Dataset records
-- begin --

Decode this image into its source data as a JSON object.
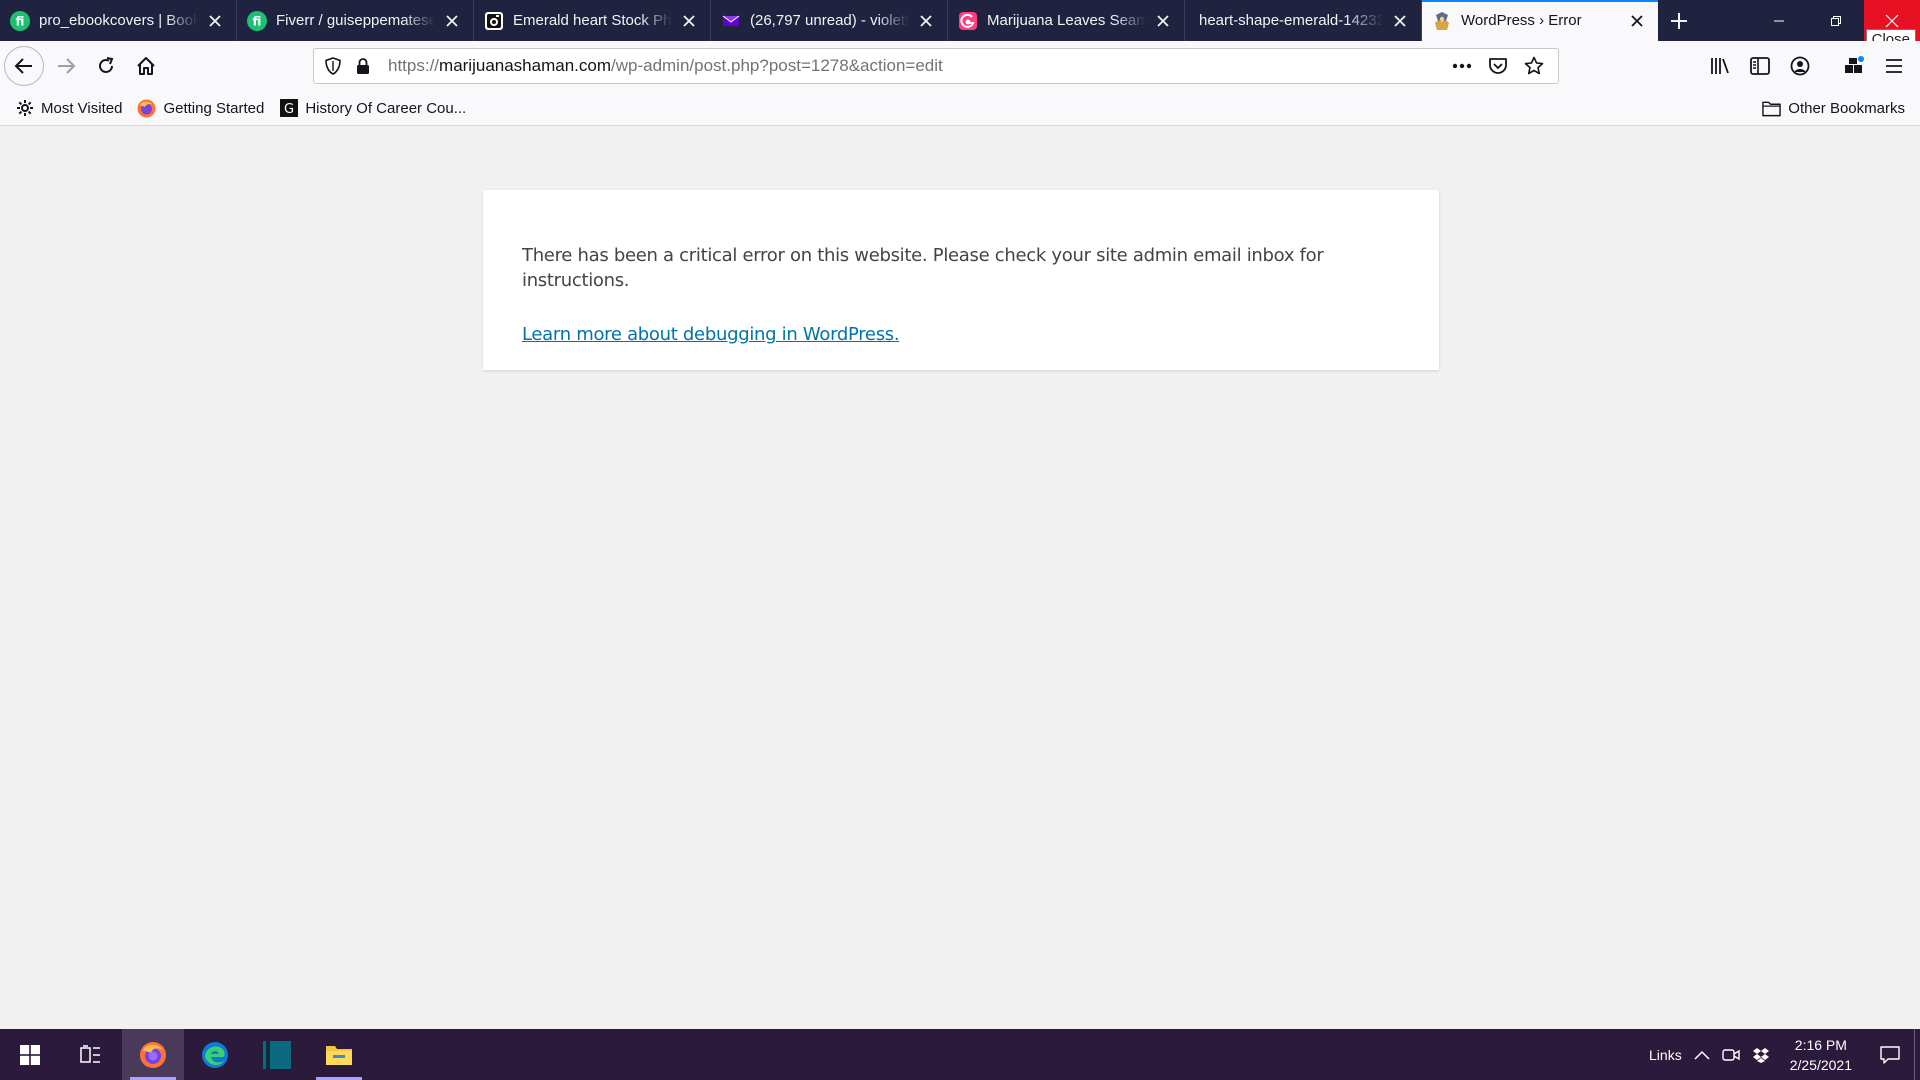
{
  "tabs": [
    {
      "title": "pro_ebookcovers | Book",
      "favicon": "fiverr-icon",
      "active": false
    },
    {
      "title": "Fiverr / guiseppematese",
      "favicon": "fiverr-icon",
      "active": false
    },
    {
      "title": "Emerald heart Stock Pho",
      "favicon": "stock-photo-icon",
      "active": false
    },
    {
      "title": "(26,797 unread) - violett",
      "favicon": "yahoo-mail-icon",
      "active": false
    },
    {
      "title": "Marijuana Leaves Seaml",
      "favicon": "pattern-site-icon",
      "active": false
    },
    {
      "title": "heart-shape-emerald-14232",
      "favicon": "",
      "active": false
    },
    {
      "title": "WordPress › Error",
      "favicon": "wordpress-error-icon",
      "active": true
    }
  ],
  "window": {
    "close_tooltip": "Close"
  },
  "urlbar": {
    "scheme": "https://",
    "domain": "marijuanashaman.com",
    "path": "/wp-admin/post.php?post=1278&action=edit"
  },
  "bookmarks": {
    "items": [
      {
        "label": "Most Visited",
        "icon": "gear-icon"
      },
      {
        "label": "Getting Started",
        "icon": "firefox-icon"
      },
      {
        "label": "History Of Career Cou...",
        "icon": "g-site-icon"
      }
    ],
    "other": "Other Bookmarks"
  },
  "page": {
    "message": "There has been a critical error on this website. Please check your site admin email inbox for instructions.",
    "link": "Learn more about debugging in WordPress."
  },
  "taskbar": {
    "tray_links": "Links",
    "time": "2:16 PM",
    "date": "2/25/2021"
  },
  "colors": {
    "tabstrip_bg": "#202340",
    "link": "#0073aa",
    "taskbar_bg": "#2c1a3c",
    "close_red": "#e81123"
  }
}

-- end --
-- begin --

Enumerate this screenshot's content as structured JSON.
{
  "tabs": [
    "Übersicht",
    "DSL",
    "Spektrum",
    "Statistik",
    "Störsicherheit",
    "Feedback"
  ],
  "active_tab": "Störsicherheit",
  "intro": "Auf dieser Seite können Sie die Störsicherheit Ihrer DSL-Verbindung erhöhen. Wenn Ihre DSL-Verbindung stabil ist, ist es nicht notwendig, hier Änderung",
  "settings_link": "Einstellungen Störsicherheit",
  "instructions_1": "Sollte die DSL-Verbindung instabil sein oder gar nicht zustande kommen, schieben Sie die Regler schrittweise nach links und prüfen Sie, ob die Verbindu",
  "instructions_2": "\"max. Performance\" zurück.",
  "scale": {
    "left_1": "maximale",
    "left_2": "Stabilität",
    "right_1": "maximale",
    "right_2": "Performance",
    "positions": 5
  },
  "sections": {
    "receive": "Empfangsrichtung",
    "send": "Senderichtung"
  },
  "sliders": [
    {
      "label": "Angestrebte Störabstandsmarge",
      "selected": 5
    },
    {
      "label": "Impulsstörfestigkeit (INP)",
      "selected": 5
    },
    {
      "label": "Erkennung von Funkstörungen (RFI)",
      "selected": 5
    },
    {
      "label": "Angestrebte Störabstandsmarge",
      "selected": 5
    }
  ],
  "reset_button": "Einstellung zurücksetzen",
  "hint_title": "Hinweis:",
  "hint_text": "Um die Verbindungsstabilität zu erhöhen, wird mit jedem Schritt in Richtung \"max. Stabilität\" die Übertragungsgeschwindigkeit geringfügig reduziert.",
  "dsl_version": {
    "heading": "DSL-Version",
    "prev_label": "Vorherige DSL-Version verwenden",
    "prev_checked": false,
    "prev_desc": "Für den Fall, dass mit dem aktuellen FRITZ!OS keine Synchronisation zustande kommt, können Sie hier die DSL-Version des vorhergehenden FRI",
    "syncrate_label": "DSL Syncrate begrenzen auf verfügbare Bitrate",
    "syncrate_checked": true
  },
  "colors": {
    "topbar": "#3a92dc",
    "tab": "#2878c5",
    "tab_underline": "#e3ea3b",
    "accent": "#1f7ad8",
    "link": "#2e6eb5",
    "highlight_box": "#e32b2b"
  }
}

-- end --

Which lines of the material contain the string "this"? List each of them.

Problem solution:
Decode this image into its source data as a JSON object.
    "message": "There has been a critical error on this website. Please check your site admin email inbox for instructions.",
Enumerate this screenshot's content as structured JSON.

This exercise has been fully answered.